* Task instructions *
Go through the material below and copy all lines with "data".

━━ The records

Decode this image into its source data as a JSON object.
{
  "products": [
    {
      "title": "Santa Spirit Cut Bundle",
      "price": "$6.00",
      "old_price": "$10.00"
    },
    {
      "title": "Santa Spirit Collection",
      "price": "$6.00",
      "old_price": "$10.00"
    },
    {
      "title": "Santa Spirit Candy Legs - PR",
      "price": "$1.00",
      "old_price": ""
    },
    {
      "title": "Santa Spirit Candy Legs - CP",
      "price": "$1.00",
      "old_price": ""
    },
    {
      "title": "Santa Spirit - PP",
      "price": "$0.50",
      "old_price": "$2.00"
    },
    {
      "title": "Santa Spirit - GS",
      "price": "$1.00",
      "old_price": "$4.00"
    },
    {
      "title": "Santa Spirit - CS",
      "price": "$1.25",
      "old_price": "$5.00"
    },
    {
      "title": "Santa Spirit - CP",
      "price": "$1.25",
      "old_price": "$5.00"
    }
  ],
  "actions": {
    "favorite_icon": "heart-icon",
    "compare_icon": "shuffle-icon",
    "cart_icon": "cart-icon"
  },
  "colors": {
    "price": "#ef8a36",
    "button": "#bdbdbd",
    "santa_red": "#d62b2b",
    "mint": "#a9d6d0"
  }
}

━━━━
━━ The records

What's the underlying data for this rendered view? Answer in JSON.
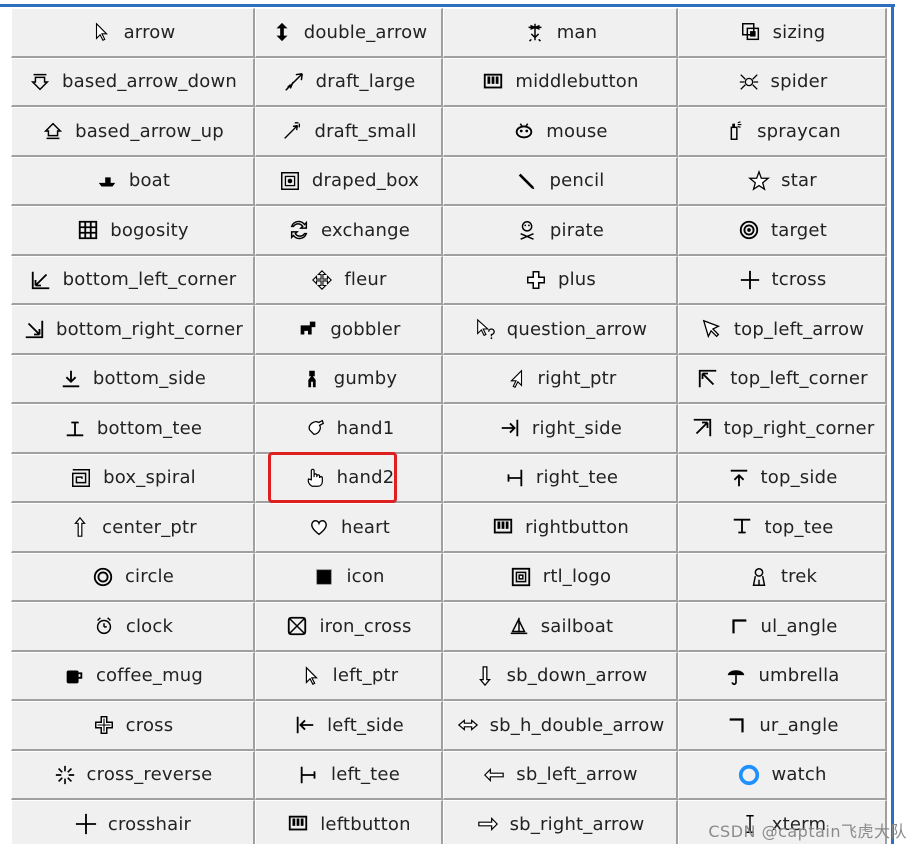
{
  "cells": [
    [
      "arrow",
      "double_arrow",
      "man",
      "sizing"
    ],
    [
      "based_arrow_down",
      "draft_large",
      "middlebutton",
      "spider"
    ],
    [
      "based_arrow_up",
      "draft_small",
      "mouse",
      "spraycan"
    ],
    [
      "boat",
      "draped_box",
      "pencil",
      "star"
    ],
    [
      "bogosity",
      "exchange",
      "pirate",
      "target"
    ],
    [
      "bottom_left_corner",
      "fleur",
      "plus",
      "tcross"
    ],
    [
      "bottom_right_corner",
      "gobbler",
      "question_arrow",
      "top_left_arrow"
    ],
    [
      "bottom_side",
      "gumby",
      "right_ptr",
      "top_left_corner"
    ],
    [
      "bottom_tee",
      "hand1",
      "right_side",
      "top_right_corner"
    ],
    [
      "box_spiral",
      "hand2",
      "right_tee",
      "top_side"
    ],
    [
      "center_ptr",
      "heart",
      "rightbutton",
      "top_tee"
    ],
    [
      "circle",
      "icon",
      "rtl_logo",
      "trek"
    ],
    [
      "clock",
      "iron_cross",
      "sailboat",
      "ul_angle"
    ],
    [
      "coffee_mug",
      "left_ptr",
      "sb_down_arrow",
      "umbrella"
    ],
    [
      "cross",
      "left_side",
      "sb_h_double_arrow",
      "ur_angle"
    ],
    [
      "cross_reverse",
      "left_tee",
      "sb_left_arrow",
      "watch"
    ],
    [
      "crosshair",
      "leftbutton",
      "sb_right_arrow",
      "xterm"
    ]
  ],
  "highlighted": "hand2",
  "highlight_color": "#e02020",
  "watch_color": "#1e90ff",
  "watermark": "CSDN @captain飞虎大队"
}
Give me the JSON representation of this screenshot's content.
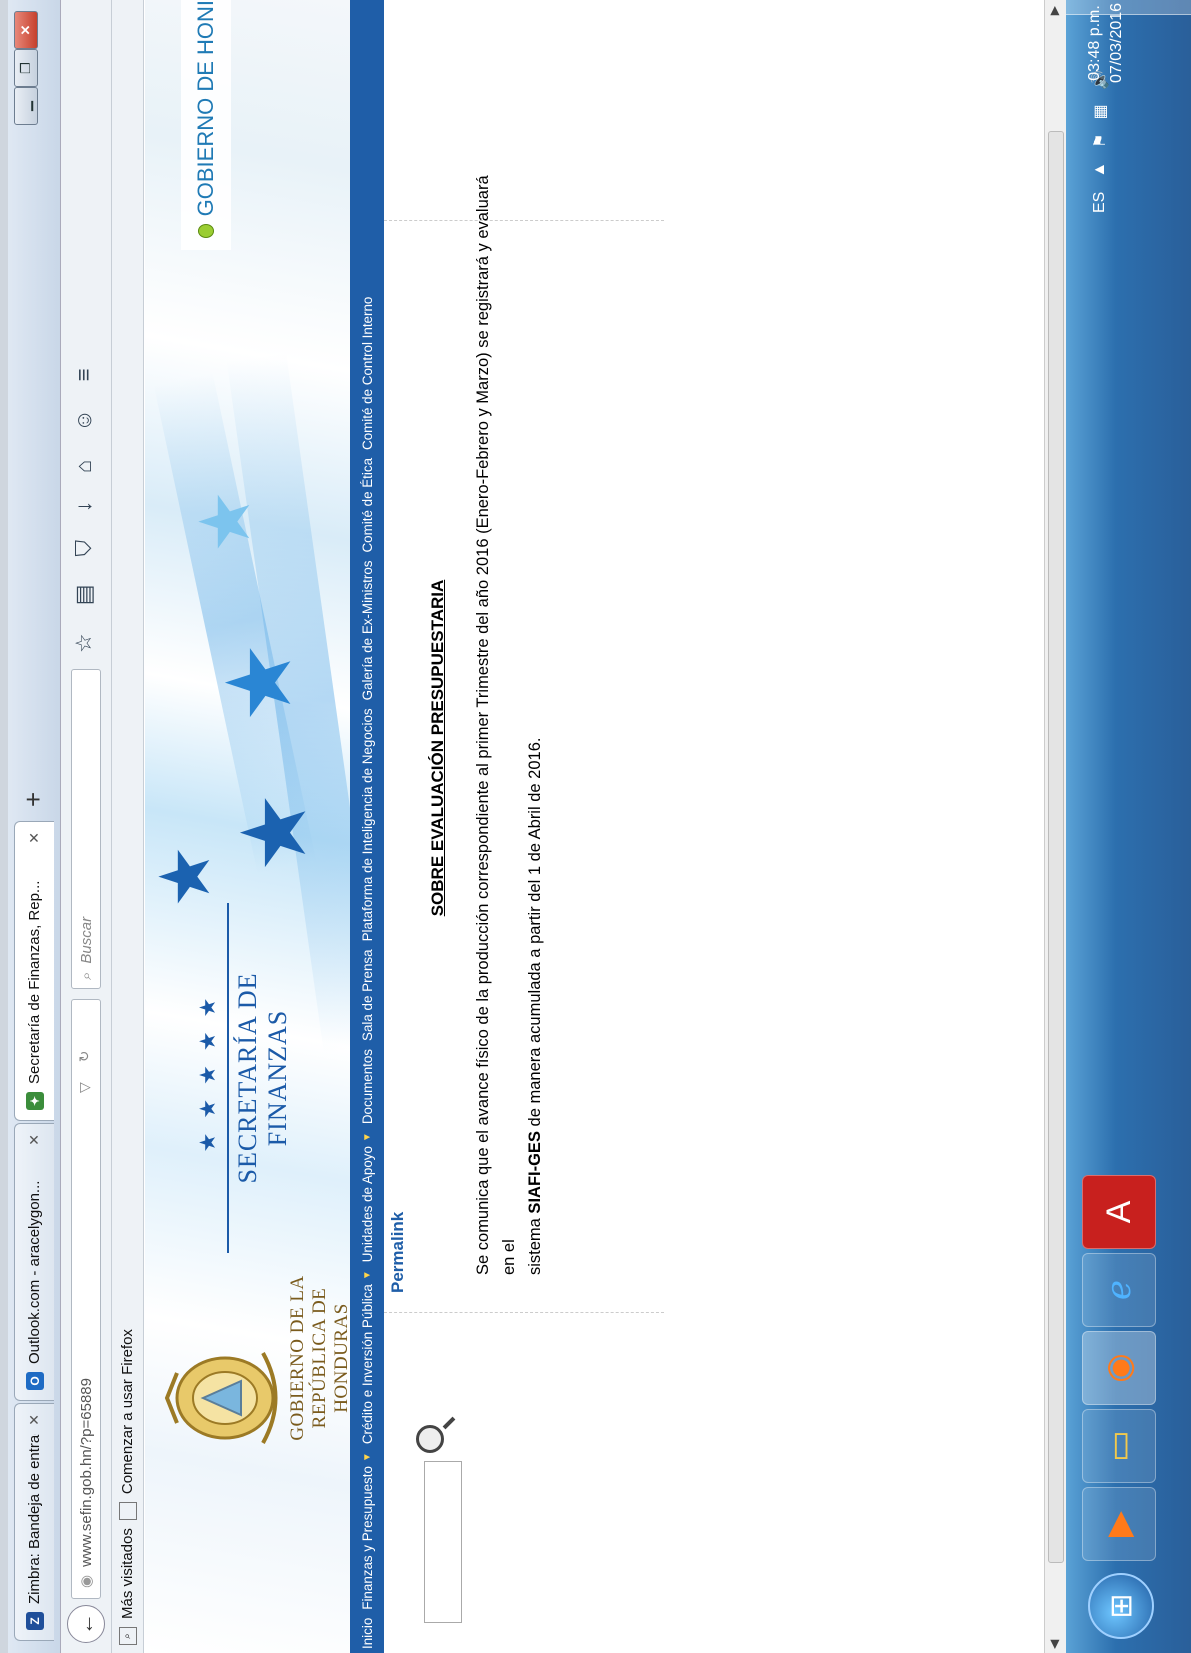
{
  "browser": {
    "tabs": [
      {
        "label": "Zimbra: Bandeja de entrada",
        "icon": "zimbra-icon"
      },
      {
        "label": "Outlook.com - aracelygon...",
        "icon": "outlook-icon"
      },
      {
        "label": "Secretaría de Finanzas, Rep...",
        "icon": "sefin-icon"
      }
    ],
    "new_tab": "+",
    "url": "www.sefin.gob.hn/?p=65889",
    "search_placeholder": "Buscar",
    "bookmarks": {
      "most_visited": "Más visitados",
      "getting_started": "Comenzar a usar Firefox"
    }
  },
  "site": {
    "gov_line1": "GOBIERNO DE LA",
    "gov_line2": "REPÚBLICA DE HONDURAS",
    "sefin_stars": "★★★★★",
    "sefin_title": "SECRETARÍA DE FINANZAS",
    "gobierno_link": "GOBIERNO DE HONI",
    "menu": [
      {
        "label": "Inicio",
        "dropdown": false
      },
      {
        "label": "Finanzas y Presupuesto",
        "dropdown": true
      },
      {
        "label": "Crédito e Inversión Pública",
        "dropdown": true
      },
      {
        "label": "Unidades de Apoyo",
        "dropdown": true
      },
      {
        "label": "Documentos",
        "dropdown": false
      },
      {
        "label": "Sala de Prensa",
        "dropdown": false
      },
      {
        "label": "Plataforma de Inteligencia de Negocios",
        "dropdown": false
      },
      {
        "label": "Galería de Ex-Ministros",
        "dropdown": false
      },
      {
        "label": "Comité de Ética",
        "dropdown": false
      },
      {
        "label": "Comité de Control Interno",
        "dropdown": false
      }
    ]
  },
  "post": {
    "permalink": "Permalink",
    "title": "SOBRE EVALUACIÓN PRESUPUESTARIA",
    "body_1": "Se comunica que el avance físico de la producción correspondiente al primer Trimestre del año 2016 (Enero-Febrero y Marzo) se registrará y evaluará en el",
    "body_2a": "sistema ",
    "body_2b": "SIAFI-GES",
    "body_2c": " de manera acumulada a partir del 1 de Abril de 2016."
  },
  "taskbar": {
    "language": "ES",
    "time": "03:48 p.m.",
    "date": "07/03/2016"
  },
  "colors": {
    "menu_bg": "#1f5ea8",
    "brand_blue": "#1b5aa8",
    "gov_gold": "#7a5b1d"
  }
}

━━━━

* The response *
Decode this image into its source data as a JSON object.
What's the underlying data for this rendered view? Answer in JSON.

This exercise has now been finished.